▸ To be done
Transcribe the lines below verbatim, skipping the images.

▸ Data

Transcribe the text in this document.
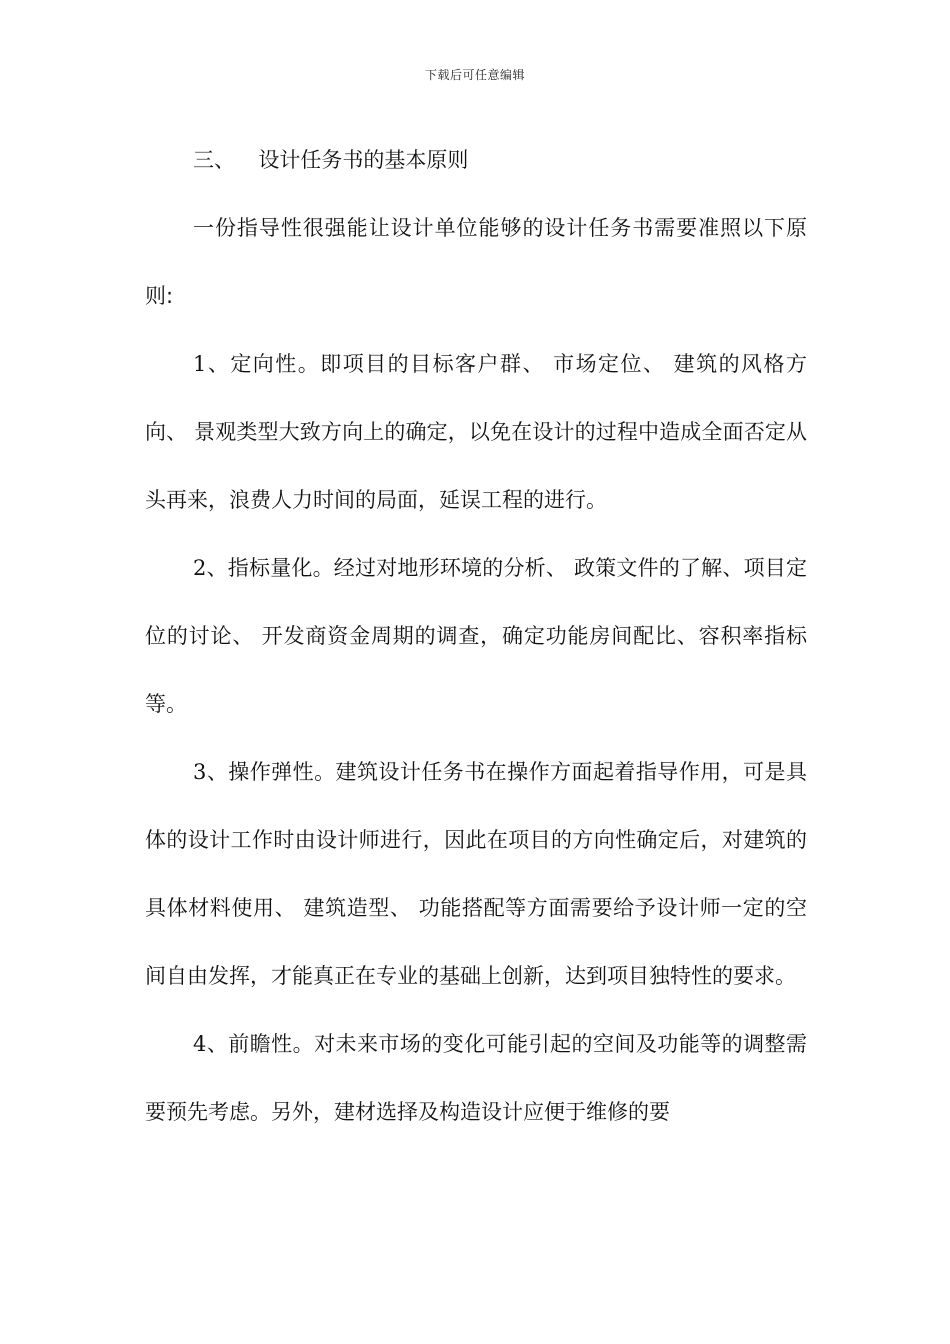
下载后可任意编辑

三、 设计任务书的基本原则

一份指导性很强能让设计单位能够的设计任务书需要准照以下原则:

1、定向性。即项目的目标客户群、 市场定位、 建筑的风格方向、 景观类型大致方向上的确定，以免在设计的过程中造成全面否定从头再来，浪费人力时间的局面，延误工程的进行。

2、指标量化。经过对地形环境的分析、 政策文件的了解、项目定位的讨论、 开发商资金周期的调查，确定功能房间配比、容积率指标等。

3、操作弹性。建筑设计任务书在操作方面起着指导作用，可是具体的设计工作时由设计师进行，因此在项目的方向性确定后，对建筑的具体材料使用、 建筑造型、 功能搭配等方面需要给予设计师一定的空间自由发挥，才能真正在专业的基础上创新，达到项目独特性的要求。

4、前瞻性。对未来市场的变化可能引起的空间及功能等的调整需要预先考虑。另外，建材选择及构造设计应便于维修的要
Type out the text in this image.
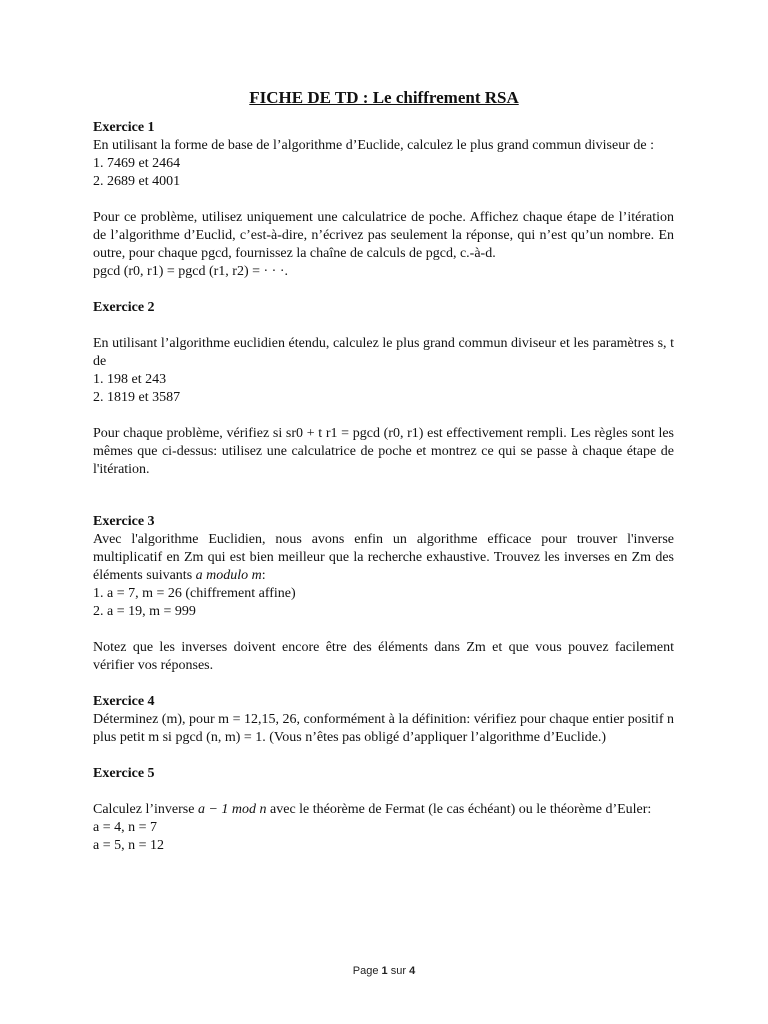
FICHE DE TD : Le chiffrement RSA

Exercice 1

En utilisant la forme de base de l’algorithme d’Euclide, calculez le plus grand commun diviseur de :

1. 7469 et 2464

2. 2689 et 4001

Pour ce problème, utilisez uniquement une calculatrice de poche. Affichez chaque étape de l’itération de l’algorithme d’Euclid, c’est-à-dire, n’écrivez pas seulement la réponse, qui n’est qu’un nombre. En outre, pour chaque pgcd, fournissez la chaîne de calculs de pgcd, c.-à-d.

pgcd (r0, r1) = pgcd (r1, r2) = · · ·.

Exercice 2

En utilisant l’algorithme euclidien étendu, calculez le plus grand commun diviseur et les paramètres s, t de

1. 198 et 243

2. 1819 et 3587

Pour chaque problème, vérifiez si sr0 + t r1 = pgcd (r0, r1) est effectivement rempli. Les règles sont les mêmes que ci-dessus: utilisez une calculatrice de poche et montrez ce qui se passe à chaque étape de l'itération.

Exercice 3

Avec l'algorithme Euclidien, nous avons enfin un algorithme efficace pour trouver l'inverse multiplicatif en Zm qui est bien meilleur que la recherche exhaustive. Trouvez les inverses en Zm des éléments suivants a modulo m:

1. a = 7, m = 26 (chiffrement affine)

2. a = 19, m = 999

Notez que les inverses doivent encore être des éléments dans Zm et que vous pouvez facilement vérifier vos réponses.

Exercice 4

Déterminez (m), pour m = 12,15, 26, conformément à la définition: vérifiez pour chaque entier positif n plus petit m si pgcd (n, m) = 1. (Vous n’êtes pas obligé d’appliquer l’algorithme d’Euclide.)

Exercice 5

Calculez l’inverse a − 1 mod n avec le théorème de Fermat (le cas échéant) ou le théorème d’Euler:

a = 4, n = 7

a = 5, n = 12

Page 1 sur 4
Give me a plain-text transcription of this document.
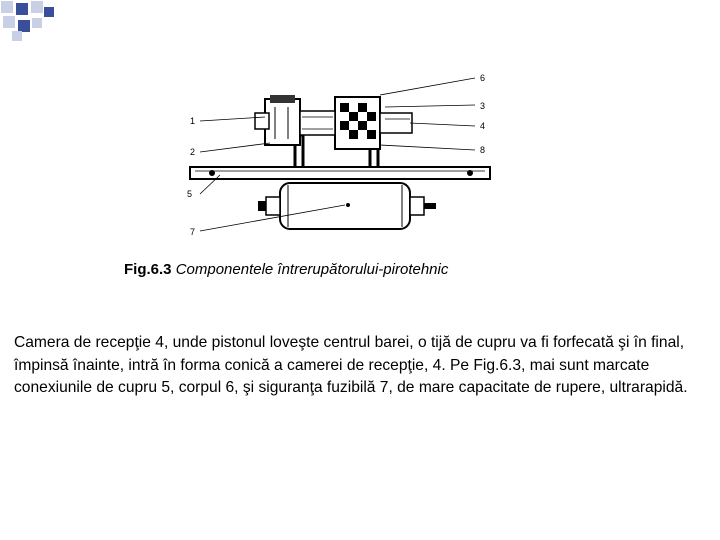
1
2
3
4
5
6
7
8
Fig.6.3 Componentele întrerupătorului-pirotehnic
Camera de recepţie 4, unde pistonul loveşte centrul barei, o tijă de cupru va fi forfecată şi în final, împinsă înainte, intră în forma conică a camerei de recepţie, 4. Pe Fig.6.3, mai sunt marcate conexiunile de cupru 5, corpul 6, şi siguranţa fuzibilă 7, de mare capacitate de rupere, ultrarapidă.
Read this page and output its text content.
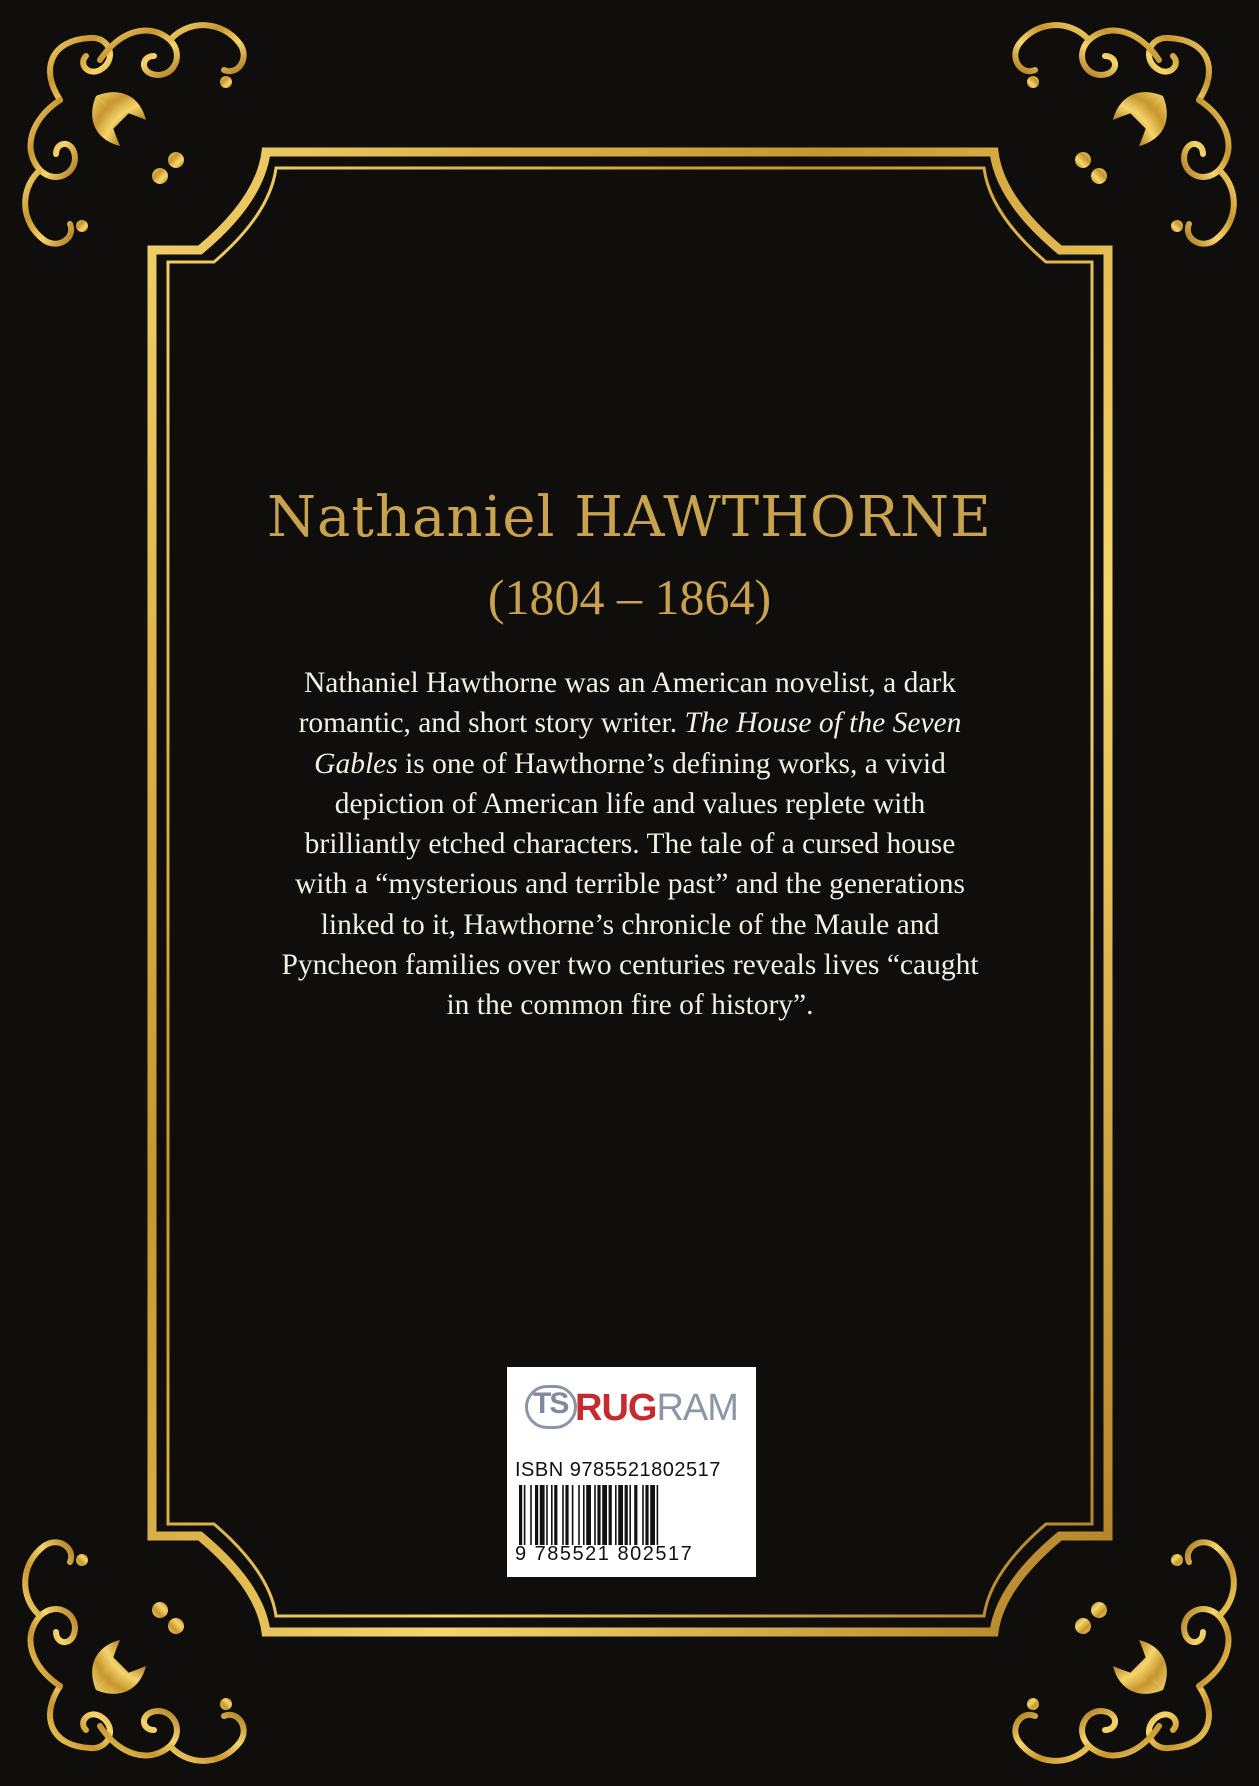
Nathaniel HAWTHORNE
(1804 – 1864)
Nathaniel Hawthorne was an American novelist, a dark romantic, and short story writer. The House of the Seven Gables is one of Hawthorne’s defining works, a vivid depiction of American life and values replete with brilliantly etched characters. The tale of a cursed house with a “mysterious and terrible past” and the generations linked to it, Hawthorne’s chronicle of the Maule and Pyncheon families over two centuries reveals lives “caught in the common fire of history”.
TS RUGRAM
ISBN 9785521802517
9 785521 802517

▸ Result
Transcribe the text in this document.
下载后可任意编辑

三、 设计任务书的基本原则

一份指导性很强能让设计单位能够的设计任务书需要准照以下原则:

1、定向性。即项目的目标客户群、 市场定位、 建筑的风格方向、 景观类型大致方向上的确定，以免在设计的过程中造成全面否定从头再来，浪费人力时间的局面，延误工程的进行。

2、指标量化。经过对地形环境的分析、 政策文件的了解、项目定位的讨论、 开发商资金周期的调查，确定功能房间配比、容积率指标等。

3、操作弹性。建筑设计任务书在操作方面起着指导作用，可是具体的设计工作时由设计师进行，因此在项目的方向性确定后，对建筑的具体材料使用、 建筑造型、 功能搭配等方面需要给予设计师一定的空间自由发挥，才能真正在专业的基础上创新，达到项目独特性的要求。

4、前瞻性。对未来市场的变化可能引起的空间及功能等的调整需要预先考虑。另外，建材选择及构造设计应便于维修的要
Type out the text in this image.
FICHE DE TD : Le chiffrement RSA

Exercice 1

En utilisant la forme de base de l’algorithme d’Euclide, calculez le plus grand commun diviseur de :

1. 7469 et 2464

2. 2689 et 4001

Pour ce problème, utilisez uniquement une calculatrice de poche. Affichez chaque étape de l’itération de l’algorithme d’Euclid, c’est-à-dire, n’écrivez pas seulement la réponse, qui n’est qu’un nombre. En outre, pour chaque pgcd, fournissez la chaîne de calculs de pgcd, c.-à-d.

pgcd (r0, r1) = pgcd (r1, r2) = · · ·.

Exercice 2

En utilisant l’algorithme euclidien étendu, calculez le plus grand commun diviseur et les paramètres s, t de

1. 198 et 243

2. 1819 et 3587

Pour chaque problème, vérifiez si sr0 + t r1 = pgcd (r0, r1) est effectivement rempli. Les règles sont les mêmes que ci-dessus: utilisez une calculatrice de poche et montrez ce qui se passe à chaque étape de l'itération.

Exercice 3

Avec l'algorithme Euclidien, nous avons enfin un algorithme efficace pour trouver l'inverse multiplicatif en Zm qui est bien meilleur que la recherche exhaustive. Trouvez les inverses en Zm des éléments suivants a modulo m:

1. a = 7, m = 26 (chiffrement affine)

2. a = 19, m = 999

Notez que les inverses doivent encore être des éléments dans Zm et que vous pouvez facilement vérifier vos réponses.

Exercice 4

Déterminez (m), pour m = 12,15, 26, conformément à la définition: vérifiez pour chaque entier positif n plus petit m si pgcd (n, m) = 1. (Vous n’êtes pas obligé d’appliquer l’algorithme d’Euclide.)

Exercice 5

Calculez l’inverse a − 1 mod n avec le théorème de Fermat (le cas échéant) ou le théorème d’Euler:

a = 4, n = 7

a = 5, n = 12

Page 1 sur 4
Give me a plain-text transcription of this document.
1
2
3
4
5
6
7
8
Fig.6.3 Componentele întrerupătorului-pirotehnic
Camera de recepţie 4, unde pistonul loveşte centrul barei, o tijă de cupru va fi forfecată şi în final, împinsă înainte, intră în forma conică a camerei de recepţie, 4. Pe Fig.6.3, mai sunt marcate conexiunile de cupru 5, corpul 6, şi siguranţa fuzibilă 7, de mare capacitate de rupere, ultrarapidă.
Read this page and output its text content.
Nathaniel HAWTHORNE
(1804 – 1864)
Nathaniel Hawthorne was an American novelist, a dark romantic, and short story writer. The House of the Seven Gables is one of Hawthorne’s defining works, a vivid depiction of American life and values replete with brilliantly etched characters. The tale of a cursed house with a “mysterious and terrible past” and the generations linked to it, Hawthorne’s chronicle of the Maule and Pyncheon families over two centuries reveals lives “caught in the common fire of history”.
TS RUGRAM
ISBN 9785521802517
9 785521 802517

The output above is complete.